──────── Data provided ────────

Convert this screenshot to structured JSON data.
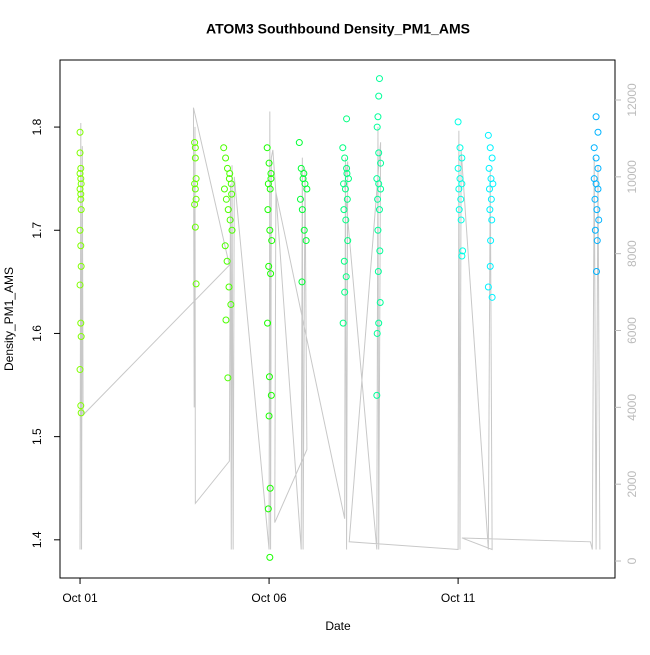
{
  "chart_data": {
    "type": "scatter",
    "title": "ATOM3 Southbound Density_PM1_AMS",
    "x_label": "Date",
    "y_label": "Density_PM1_AMS",
    "xlim": [
      -0.53,
      14.15
    ],
    "xticks": [
      {
        "value": 0,
        "label": "Oct 01"
      },
      {
        "value": 5,
        "label": "Oct 06"
      },
      {
        "value": 10,
        "label": "Oct 11"
      }
    ],
    "ylim": [
      1.363,
      1.865
    ],
    "yticks": [
      1.4,
      1.5,
      1.6,
      1.7,
      1.8
    ],
    "y2lim": [
      -442,
      13041
    ],
    "y2ticks": [
      0,
      2000,
      4000,
      6000,
      8000,
      10000,
      12000
    ],
    "series": [
      {
        "type": "line",
        "axis": "y2",
        "color": "#c8c8c8",
        "x": [
          0.0,
          0.02,
          0.04,
          0.06,
          0.08,
          3.95,
          3.0,
          3.02,
          3.04,
          3.05,
          3.95,
          3.98,
          4.0,
          4.02,
          4.05,
          4.08,
          5.0,
          5.02,
          5.04,
          5.06,
          5.1,
          5.85,
          5.88,
          5.9,
          5.95,
          6.0,
          5.15,
          5.18,
          7.0,
          7.02,
          7.05,
          7.08,
          7.0,
          7.85,
          7.88,
          7.9,
          7.95,
          7.12,
          10.0,
          10.02,
          10.05,
          10.08,
          10.8,
          10.85,
          10.9,
          10.1,
          13.5,
          13.55,
          13.6,
          13.65,
          13.7,
          13.75
        ],
        "values": [
          300,
          11400,
          300,
          10800,
          3800,
          7700,
          11800,
          4000,
          11300,
          1500,
          2600,
          9800,
          300,
          10300,
          300,
          10000,
          300,
          11700,
          300,
          10500,
          10700,
          300,
          10500,
          300,
          10200,
          2900,
          1000,
          9600,
          1100,
          10500,
          300,
          10400,
          9800,
          300,
          11300,
          300,
          10900,
          500,
          300,
          11200,
          300,
          10700,
          300,
          10200,
          300,
          600,
          500,
          300,
          10500,
          300,
          10300,
          300
        ]
      },
      {
        "color": "#80ff00",
        "x": [
          0,
          0,
          0.02,
          0.02,
          0.03,
          0,
          0.02,
          0.03,
          0,
          0.02,
          0.03,
          0,
          0.02,
          0.03,
          0,
          0.02,
          0.03,
          0,
          0.02
        ],
        "values": [
          1.795,
          1.775,
          1.76,
          1.75,
          1.745,
          1.74,
          1.73,
          1.72,
          1.7,
          1.685,
          1.665,
          1.647,
          1.61,
          1.597,
          1.565,
          1.53,
          1.523,
          1.755,
          1.735
        ]
      },
      {
        "color": "#66ff00",
        "x": [
          3.03,
          3.05,
          3.07,
          3.03,
          3.05,
          3.07,
          3.03,
          3.05,
          3.07,
          3.05
        ],
        "values": [
          1.785,
          1.77,
          1.75,
          1.745,
          1.74,
          1.73,
          1.725,
          1.703,
          1.648,
          1.78
        ]
      },
      {
        "color": "#4cff00",
        "x": [
          3.8,
          3.85,
          3.9,
          3.95,
          4.0,
          3.82,
          3.87,
          3.92,
          3.97,
          4.02,
          3.84,
          3.89,
          3.94,
          3.99,
          3.86,
          3.91,
          3.96,
          4.01
        ],
        "values": [
          1.78,
          1.77,
          1.76,
          1.75,
          1.745,
          1.74,
          1.73,
          1.72,
          1.71,
          1.7,
          1.685,
          1.67,
          1.645,
          1.628,
          1.613,
          1.557,
          1.755,
          1.735
        ]
      },
      {
        "color": "#1aff00",
        "x": [
          4.95,
          5.0,
          5.05,
          4.98,
          5.03,
          4.97,
          5.02,
          5.07,
          4.99,
          5.04,
          4.96,
          5.01,
          5.06,
          5.0,
          5.03,
          4.98,
          5.02,
          5.05
        ],
        "values": [
          1.78,
          1.765,
          1.75,
          1.745,
          1.74,
          1.72,
          1.7,
          1.69,
          1.665,
          1.658,
          1.61,
          1.558,
          1.54,
          1.52,
          1.45,
          1.43,
          1.383,
          1.755
        ]
      },
      {
        "color": "#00ff33",
        "x": [
          5.8,
          5.85,
          5.9,
          5.95,
          6.0,
          5.83,
          5.88,
          5.93,
          5.98,
          5.87,
          5.92
        ],
        "values": [
          1.785,
          1.76,
          1.75,
          1.745,
          1.74,
          1.73,
          1.72,
          1.7,
          1.69,
          1.65,
          1.755
        ]
      },
      {
        "color": "#00ff80",
        "x": [
          7.05,
          6.95,
          7.0,
          7.05,
          7.1,
          6.97,
          7.02,
          7.07,
          6.98,
          7.03,
          7.08,
          6.99,
          7.04,
          7.0,
          6.96,
          7.06
        ],
        "values": [
          1.808,
          1.78,
          1.77,
          1.76,
          1.75,
          1.745,
          1.74,
          1.73,
          1.72,
          1.71,
          1.69,
          1.67,
          1.655,
          1.64,
          1.61,
          1.755
        ]
      },
      {
        "color": "#00ff99",
        "x": [
          7.92,
          7.9,
          7.88,
          7.86,
          7.9,
          7.95,
          7.85,
          7.9,
          7.95,
          7.87,
          7.92,
          7.88,
          7.93,
          7.89,
          7.94,
          7.9,
          7.86,
          7.85
        ],
        "values": [
          1.847,
          1.83,
          1.81,
          1.8,
          1.775,
          1.765,
          1.75,
          1.745,
          1.74,
          1.73,
          1.72,
          1.7,
          1.68,
          1.66,
          1.63,
          1.61,
          1.6,
          1.54
        ]
      },
      {
        "color": "#00ffe6",
        "x": [
          10.0,
          10.05,
          10.1,
          10.0,
          10.05,
          10.1,
          10.02,
          10.07,
          10.03,
          10.08,
          10.12,
          10.1
        ],
        "values": [
          1.805,
          1.78,
          1.77,
          1.76,
          1.75,
          1.745,
          1.74,
          1.73,
          1.72,
          1.71,
          1.68,
          1.675
        ]
      },
      {
        "color": "#00f2ff",
        "x": [
          10.8,
          10.85,
          10.9,
          10.82,
          10.87,
          10.92,
          10.83,
          10.88,
          10.84,
          10.89,
          10.86,
          10.85,
          10.8,
          10.9
        ],
        "values": [
          1.792,
          1.78,
          1.77,
          1.76,
          1.75,
          1.745,
          1.74,
          1.73,
          1.72,
          1.71,
          1.69,
          1.665,
          1.645,
          1.635
        ]
      },
      {
        "color": "#00b3ff",
        "x": [
          13.65,
          13.7,
          13.6,
          13.65,
          13.7,
          13.6,
          13.65,
          13.7,
          13.62,
          13.67,
          13.72,
          13.63,
          13.68,
          13.66
        ],
        "values": [
          1.81,
          1.795,
          1.78,
          1.77,
          1.76,
          1.75,
          1.745,
          1.74,
          1.73,
          1.72,
          1.71,
          1.7,
          1.69,
          1.66
        ]
      }
    ]
  }
}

────────

- To do -
Give the count of lines in the records that contain "color", and no other text.

- Task result -
11